### Work instructions
Reproduce word for word the part of the news item on San Francisco's health access proposal that begins at "The program would" and stops after "and low-income residents.".
[Page extract Boundary: Start]
Health Access Proposal Drawing Attention
USA Today on Friday examined San Francisco Mayor Gavin Newsom's (D) recent proposal that would provide health care for 82,000 uninsured city residents, regardless of immigration status or pre-existing medical conditions. The Health Access Plan, proposed on June 20, would not provide health insurance but would give uninsured adults access to the same network of doctors, hospitals, surgeries and drug benefits that other workers in the city have.
The goal is to reduce health care costs by emphasizing primary and preventive care, according to Newsom.
San Francisco's Board of Supervisors will vote on the plan later this month, although Newsom says he does not need the board's approval to proceed with the program's implementation, USA Today reports.
The program would cost the city an estimated $200 million in the first year, much of which would be redistributed from existing city programs for the uninsured and low-income residents.
Newsom said he "assume[s] costs will increase" but hopes that the city will not "need to do this in five or six years" because the program will be "replaced by some rational national strategy."
Stephen Shortell, dean of the school of public health at the University of California-Berkeley, said, "This is a case of filling a vacuum at the federal level. We haven't bitten the bullet yet. So we're going to see more innovation in states and municipalities" (Ritter, USA Today, 7/6).
[Page extract Boundary: End]
[Data records Boundary: Start]
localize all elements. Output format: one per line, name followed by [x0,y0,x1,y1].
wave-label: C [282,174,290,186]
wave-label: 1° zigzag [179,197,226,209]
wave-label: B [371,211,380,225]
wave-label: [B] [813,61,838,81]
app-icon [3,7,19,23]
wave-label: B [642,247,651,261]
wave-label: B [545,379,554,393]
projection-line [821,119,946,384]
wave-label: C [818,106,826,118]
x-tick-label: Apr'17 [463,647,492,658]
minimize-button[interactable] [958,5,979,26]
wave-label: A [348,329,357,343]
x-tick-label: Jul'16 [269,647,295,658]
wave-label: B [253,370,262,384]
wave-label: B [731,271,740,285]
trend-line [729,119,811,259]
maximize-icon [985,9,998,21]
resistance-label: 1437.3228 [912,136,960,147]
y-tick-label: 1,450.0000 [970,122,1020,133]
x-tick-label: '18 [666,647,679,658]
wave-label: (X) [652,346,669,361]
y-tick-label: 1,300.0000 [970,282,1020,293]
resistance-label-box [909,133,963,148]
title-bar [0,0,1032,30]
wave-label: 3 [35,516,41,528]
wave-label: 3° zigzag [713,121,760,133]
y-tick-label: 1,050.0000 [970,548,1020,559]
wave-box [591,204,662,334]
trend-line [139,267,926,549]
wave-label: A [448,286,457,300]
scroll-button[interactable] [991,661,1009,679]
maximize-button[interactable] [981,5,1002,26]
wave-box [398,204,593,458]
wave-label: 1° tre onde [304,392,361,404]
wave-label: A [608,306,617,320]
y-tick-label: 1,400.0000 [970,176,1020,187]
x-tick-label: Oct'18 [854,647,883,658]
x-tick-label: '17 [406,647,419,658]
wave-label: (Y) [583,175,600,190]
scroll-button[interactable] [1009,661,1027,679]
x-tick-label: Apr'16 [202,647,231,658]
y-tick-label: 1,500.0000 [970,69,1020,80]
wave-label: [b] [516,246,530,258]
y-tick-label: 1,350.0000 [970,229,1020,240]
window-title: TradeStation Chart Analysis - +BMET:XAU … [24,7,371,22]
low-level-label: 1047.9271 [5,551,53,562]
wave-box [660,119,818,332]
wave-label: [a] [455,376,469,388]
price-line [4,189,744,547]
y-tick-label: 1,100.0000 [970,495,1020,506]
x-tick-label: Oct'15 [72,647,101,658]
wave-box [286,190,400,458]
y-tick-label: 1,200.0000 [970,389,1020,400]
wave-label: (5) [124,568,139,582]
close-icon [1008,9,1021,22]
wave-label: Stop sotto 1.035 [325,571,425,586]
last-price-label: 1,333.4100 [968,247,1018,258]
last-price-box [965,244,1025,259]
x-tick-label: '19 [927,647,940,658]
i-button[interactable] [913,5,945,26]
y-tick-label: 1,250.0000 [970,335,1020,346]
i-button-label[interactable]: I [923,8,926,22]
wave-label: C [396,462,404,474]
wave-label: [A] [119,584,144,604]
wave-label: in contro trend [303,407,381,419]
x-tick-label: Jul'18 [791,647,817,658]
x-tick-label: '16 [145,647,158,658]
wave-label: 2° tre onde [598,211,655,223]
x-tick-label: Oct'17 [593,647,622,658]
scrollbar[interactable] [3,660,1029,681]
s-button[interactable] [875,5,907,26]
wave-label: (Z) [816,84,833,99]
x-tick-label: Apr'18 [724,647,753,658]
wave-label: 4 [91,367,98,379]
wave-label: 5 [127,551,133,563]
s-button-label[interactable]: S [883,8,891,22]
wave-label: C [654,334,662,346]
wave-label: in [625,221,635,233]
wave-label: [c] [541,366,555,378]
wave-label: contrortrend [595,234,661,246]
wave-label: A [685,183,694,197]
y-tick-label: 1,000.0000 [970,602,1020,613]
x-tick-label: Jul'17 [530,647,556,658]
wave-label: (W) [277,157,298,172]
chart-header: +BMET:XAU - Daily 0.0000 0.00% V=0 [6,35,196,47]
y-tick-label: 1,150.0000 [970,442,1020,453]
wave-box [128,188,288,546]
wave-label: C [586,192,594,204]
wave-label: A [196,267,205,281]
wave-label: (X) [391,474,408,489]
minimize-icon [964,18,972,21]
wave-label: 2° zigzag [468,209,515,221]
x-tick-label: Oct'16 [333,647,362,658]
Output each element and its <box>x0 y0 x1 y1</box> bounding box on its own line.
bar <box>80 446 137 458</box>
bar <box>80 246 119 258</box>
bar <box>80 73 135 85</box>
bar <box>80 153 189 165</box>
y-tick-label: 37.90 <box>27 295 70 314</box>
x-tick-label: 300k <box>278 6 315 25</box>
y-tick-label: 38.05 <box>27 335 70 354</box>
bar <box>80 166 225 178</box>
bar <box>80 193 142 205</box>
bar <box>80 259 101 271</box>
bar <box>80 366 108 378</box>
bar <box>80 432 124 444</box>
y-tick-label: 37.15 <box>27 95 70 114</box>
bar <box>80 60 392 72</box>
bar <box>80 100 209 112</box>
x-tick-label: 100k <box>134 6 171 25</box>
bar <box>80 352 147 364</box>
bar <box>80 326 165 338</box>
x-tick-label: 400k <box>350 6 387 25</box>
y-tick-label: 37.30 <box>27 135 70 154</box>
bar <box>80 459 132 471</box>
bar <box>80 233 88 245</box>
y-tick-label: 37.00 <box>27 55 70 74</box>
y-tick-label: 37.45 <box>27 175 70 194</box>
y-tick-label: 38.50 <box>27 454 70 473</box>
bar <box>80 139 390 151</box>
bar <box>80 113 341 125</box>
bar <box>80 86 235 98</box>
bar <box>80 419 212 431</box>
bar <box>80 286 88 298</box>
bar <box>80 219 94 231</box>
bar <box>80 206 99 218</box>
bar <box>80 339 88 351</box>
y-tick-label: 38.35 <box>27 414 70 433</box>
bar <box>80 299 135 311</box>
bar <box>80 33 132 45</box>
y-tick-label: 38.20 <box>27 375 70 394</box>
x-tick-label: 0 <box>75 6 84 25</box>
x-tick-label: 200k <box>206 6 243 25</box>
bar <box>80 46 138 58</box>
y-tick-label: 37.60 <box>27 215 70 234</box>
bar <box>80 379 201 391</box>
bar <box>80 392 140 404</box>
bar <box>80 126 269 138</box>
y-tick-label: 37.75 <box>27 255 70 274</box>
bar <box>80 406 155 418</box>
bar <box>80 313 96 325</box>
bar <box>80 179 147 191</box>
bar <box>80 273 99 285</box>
[Data records Boundary: End]
### Solution
The program would cost the city an estimated $200 million in the first year, much of which would be redistributed from existing city programs for the uninsured and low-income residents.